Aim of the task – Every line below that mentions the word "subtitle" should be copied out.

Items from a dataset –
---

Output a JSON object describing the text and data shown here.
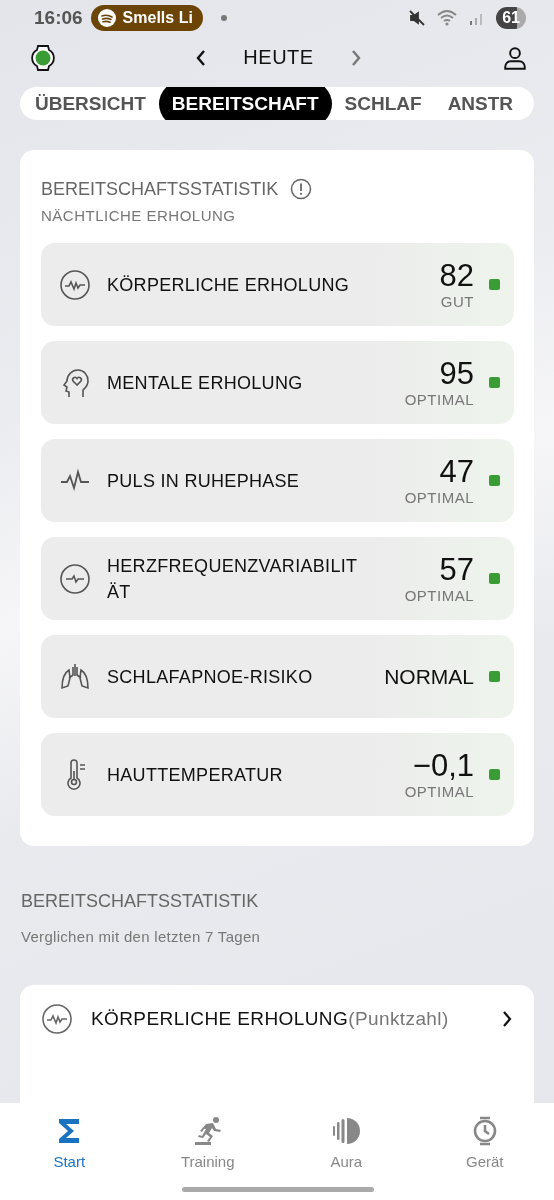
{
  "status_bar": {
    "time": "16:06",
    "media": "Smells Li",
    "battery": "61"
  },
  "header": {
    "title": "HEUTE"
  },
  "tabs": [
    {
      "label": "ÜBERSICHT",
      "selected": false
    },
    {
      "label": "BEREITSCHAFT",
      "selected": true
    },
    {
      "label": "SCHLAF",
      "selected": false
    },
    {
      "label": "ANSTR",
      "selected": false
    }
  ],
  "stats_card": {
    "title": "BEREITSCHAFTSSTATISTIK",
    "subtitle": "NÄCHTLICHE ERHOLUNG",
    "metrics": [
      {
        "kind": "score",
        "name": "KÖRPERLICHE ERHOLUNG",
        "value": "82",
        "rating": "GUT"
      },
      {
        "kind": "score",
        "name": "MENTALE ERHOLUNG",
        "value": "95",
        "rating": "OPTIMAL"
      },
      {
        "kind": "score",
        "name": "PULS IN RUHEPHASE",
        "value": "47",
        "rating": "OPTIMAL"
      },
      {
        "kind": "score",
        "name": "HERZFREQUENZVARIABILITÄT",
        "value": "57",
        "rating": "OPTIMAL"
      },
      {
        "kind": "text",
        "name": "SCHLAFAPNOE-RISIKO",
        "value": "NORMAL"
      },
      {
        "kind": "score",
        "name": "HAUTTEMPERATUR",
        "value": "−0,1",
        "rating": "OPTIMAL"
      }
    ]
  },
  "comparison": {
    "title": "BEREITSCHAFTSSTATISTIK",
    "subtitle": "Verglichen mit den letzten 7 Tagen",
    "rows": [
      {
        "name": "KÖRPERLICHE ERHOLUNG",
        "unit": "(Punktzahl)"
      }
    ]
  },
  "bottom_nav": [
    {
      "label": "Start",
      "selected": true
    },
    {
      "label": "Training",
      "selected": false
    },
    {
      "label": "Aura",
      "selected": false
    },
    {
      "label": "Gerät",
      "selected": false
    }
  ]
}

---

Full answer –
    "subtitle": "NÄCHTLICHE ERHOLUNG",
    "subtitle": "Verglichen mit den letzten 7 Tagen",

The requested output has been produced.